Aim of the exercise:
Write every entry out again exactly, please, and skip the pictures.

Provided data:
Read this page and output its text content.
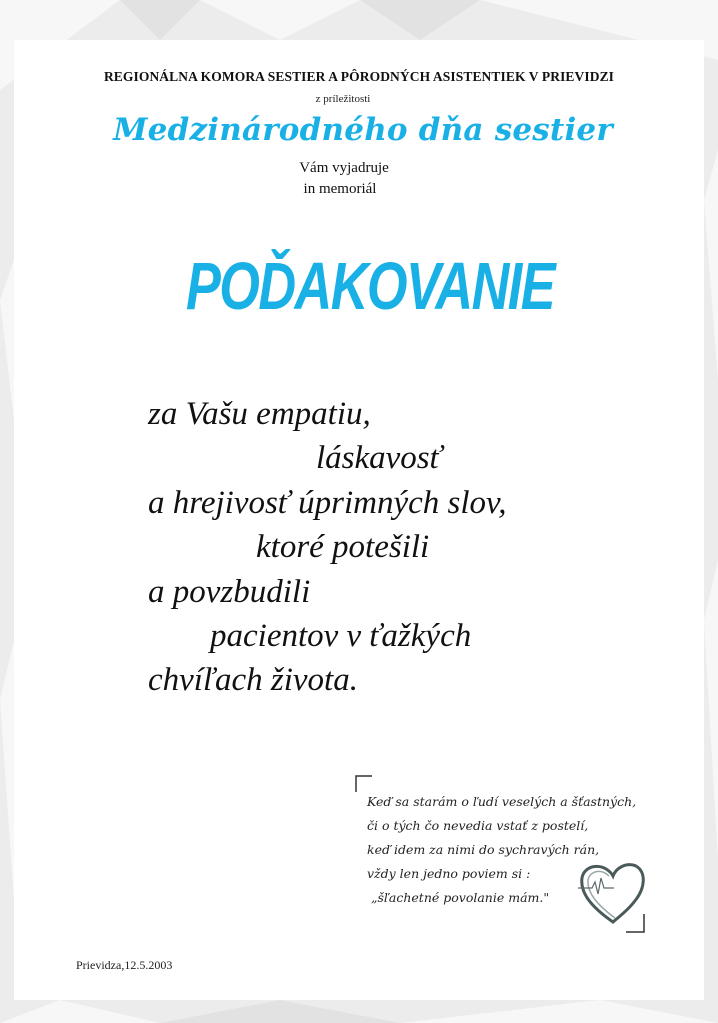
REGIONÁLNA KOMORA SESTIER A PÔRODNÝCH ASISTENTIEK V PRIEVIDZI
z príležitosti
Medzinárodného dňa sestier
Vám vyjadruje
in memoriál
POĎAKOVANIE
za Vašu empatiu,
láskavosť
a hrejivosť úprimných slov,
ktoré potešili
a povzbudili
pacientov v ťažkých
chvíľach života.
Keď sa starám o ľudí veselých a šťastných,
či o tých čo nevedia vstať z postelí,
keď idem za nimi do sychravých rán,
vždy len jedno poviem si :
„šľachetné povolanie mám."
Prievidza,12.5.2003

Response below:
Read this page and output its text content.
REGIONÁLNA KOMORA SESTIER A PÔRODNÝCH ASISTENTIEK V PRIEVIDZI
z príležitosti
Medzinárodného dňa sestier
Vám vyjadruje
in memoriál
POĎAKOVANIE
za Vašu empatiu,
láskavosť
a hrejivosť úprimných slov,
ktoré potešili
a povzbudili
pacientov v ťažkých
chvíľach života.
Keď sa starám o ľudí veselých a šťastných,
či o tých čo nevedia vstať z postelí,
keď idem za nimi do sychravých rán,
vždy len jedno poviem si :
„šľachetné povolanie mám."
Prievidza,12.5.2003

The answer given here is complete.